▶ **STATED GOAL**: Calculate how many lines in the following records hold the word "满堂基础", and report that number without comment.

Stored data
▽
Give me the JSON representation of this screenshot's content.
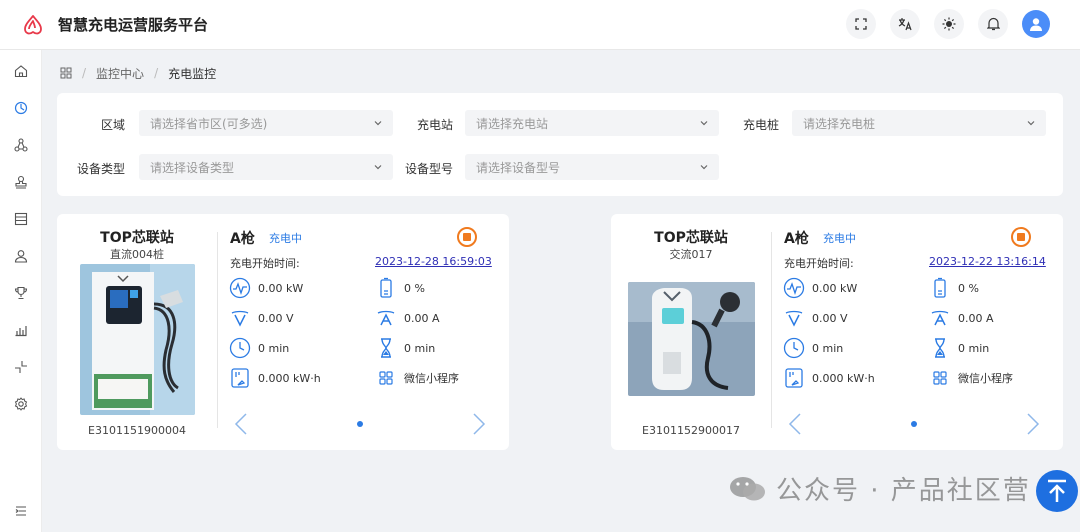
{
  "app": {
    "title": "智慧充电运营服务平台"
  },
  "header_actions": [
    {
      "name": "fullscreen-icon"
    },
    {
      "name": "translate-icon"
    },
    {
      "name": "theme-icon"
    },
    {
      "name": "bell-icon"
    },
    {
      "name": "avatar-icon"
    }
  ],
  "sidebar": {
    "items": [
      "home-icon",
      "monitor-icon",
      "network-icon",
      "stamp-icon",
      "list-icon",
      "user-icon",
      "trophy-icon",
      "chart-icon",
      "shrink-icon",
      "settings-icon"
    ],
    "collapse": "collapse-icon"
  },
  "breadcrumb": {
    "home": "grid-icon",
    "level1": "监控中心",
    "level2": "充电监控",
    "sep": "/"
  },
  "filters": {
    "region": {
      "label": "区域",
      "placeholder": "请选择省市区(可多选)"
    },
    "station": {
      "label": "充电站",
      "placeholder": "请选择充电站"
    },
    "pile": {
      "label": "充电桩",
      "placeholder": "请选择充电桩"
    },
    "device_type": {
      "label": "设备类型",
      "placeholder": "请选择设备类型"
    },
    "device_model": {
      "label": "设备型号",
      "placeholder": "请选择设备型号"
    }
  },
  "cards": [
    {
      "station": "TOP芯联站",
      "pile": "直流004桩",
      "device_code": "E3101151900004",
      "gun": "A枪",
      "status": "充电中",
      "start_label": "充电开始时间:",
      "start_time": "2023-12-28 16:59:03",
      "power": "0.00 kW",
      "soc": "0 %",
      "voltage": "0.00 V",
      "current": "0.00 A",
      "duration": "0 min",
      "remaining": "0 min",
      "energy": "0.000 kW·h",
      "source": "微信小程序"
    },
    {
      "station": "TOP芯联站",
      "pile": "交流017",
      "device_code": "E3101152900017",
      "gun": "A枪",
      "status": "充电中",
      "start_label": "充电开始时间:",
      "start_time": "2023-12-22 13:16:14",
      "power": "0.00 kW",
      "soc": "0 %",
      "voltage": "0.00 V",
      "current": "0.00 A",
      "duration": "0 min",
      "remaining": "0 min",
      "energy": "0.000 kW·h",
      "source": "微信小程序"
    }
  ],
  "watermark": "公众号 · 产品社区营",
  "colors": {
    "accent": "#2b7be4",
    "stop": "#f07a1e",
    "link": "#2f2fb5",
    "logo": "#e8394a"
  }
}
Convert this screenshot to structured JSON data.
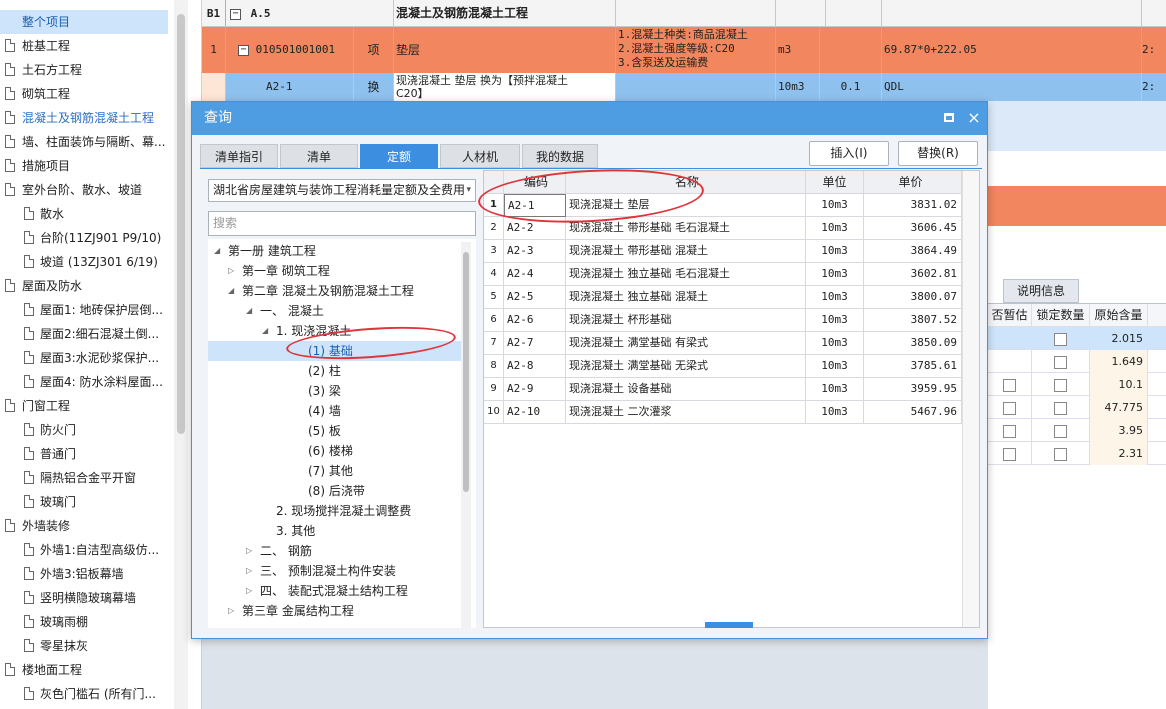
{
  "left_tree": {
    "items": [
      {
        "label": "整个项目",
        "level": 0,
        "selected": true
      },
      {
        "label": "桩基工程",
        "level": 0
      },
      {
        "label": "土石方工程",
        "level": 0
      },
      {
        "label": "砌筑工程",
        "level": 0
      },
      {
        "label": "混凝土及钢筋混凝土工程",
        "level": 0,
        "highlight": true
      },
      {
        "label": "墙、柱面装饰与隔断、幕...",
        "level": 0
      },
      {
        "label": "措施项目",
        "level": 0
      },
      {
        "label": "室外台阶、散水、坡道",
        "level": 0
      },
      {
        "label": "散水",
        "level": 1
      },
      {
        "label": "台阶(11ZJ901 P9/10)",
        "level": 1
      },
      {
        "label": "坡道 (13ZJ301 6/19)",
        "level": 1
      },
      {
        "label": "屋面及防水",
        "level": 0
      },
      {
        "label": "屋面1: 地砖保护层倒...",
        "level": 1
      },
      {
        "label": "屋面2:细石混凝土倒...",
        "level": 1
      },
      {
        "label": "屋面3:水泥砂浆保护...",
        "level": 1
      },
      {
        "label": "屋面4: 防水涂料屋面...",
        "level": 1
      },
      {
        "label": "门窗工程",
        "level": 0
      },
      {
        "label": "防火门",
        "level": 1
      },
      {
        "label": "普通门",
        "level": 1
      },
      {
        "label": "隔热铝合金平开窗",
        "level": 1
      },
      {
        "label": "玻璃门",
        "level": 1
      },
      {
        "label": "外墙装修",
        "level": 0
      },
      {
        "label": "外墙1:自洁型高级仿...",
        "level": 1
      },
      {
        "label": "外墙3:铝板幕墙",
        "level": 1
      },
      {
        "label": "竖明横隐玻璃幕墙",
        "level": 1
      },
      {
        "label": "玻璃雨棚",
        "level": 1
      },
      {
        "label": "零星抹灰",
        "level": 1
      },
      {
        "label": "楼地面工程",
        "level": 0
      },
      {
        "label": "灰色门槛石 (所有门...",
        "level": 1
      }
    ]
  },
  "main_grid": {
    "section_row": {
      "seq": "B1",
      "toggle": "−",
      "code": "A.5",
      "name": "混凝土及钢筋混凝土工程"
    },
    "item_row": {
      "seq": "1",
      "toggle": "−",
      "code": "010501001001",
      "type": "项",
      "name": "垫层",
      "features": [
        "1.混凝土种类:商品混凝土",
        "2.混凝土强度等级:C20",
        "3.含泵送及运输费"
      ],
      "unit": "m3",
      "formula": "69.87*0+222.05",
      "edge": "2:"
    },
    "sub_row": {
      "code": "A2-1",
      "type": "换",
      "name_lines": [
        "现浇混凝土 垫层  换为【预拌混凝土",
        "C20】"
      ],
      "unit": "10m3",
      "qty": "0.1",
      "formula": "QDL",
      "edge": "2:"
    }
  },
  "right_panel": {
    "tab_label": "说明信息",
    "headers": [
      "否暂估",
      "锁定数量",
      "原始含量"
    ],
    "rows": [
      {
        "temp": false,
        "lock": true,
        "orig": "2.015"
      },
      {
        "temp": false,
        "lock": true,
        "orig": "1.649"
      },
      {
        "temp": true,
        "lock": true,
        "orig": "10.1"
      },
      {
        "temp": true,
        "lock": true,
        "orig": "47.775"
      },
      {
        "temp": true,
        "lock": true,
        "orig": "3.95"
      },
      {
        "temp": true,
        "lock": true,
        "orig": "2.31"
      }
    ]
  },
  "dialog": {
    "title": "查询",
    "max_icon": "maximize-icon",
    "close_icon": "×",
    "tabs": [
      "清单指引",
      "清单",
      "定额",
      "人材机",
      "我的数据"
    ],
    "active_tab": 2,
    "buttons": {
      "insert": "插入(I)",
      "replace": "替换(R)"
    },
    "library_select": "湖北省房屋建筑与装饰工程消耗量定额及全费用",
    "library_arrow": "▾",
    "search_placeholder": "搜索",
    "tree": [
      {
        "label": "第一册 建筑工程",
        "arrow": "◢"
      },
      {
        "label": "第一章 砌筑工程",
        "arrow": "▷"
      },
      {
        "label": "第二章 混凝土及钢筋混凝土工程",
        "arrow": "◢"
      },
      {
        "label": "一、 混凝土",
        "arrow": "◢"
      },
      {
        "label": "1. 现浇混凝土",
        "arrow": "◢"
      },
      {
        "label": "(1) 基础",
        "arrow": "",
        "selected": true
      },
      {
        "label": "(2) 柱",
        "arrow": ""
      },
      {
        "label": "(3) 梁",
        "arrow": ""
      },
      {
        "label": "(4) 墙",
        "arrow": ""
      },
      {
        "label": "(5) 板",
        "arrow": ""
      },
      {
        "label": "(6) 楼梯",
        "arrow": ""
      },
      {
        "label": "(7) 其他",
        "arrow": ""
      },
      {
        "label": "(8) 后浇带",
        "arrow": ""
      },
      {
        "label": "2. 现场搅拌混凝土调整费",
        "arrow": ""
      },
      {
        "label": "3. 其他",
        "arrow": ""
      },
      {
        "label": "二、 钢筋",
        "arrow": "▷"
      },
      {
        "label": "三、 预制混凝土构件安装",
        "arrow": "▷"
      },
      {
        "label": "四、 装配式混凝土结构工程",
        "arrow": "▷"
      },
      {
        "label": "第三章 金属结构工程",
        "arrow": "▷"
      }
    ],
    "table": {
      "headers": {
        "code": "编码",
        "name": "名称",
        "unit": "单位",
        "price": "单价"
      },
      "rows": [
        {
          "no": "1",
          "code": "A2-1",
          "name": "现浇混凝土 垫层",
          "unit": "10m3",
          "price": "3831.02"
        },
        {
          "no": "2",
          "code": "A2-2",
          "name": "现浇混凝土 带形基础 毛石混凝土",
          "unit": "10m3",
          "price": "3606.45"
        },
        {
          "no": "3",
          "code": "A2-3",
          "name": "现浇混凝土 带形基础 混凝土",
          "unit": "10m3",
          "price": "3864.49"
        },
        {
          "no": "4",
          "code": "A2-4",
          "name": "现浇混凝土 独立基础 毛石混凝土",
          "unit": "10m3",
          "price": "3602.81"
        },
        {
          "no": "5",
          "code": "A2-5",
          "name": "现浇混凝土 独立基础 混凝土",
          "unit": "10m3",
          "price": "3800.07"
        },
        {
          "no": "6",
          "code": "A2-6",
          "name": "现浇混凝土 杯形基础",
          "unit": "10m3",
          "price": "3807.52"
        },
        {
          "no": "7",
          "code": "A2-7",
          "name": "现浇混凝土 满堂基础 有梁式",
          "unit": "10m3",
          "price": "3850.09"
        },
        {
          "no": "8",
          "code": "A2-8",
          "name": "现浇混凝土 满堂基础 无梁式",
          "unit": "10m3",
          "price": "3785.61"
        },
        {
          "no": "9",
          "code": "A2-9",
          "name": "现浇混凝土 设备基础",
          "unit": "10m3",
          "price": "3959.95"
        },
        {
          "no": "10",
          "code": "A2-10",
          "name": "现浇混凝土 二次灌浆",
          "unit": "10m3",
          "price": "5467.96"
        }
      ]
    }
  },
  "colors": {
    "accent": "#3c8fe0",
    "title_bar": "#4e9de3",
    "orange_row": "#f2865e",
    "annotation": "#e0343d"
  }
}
△
▶ **EXPECTED ANSWER**: 2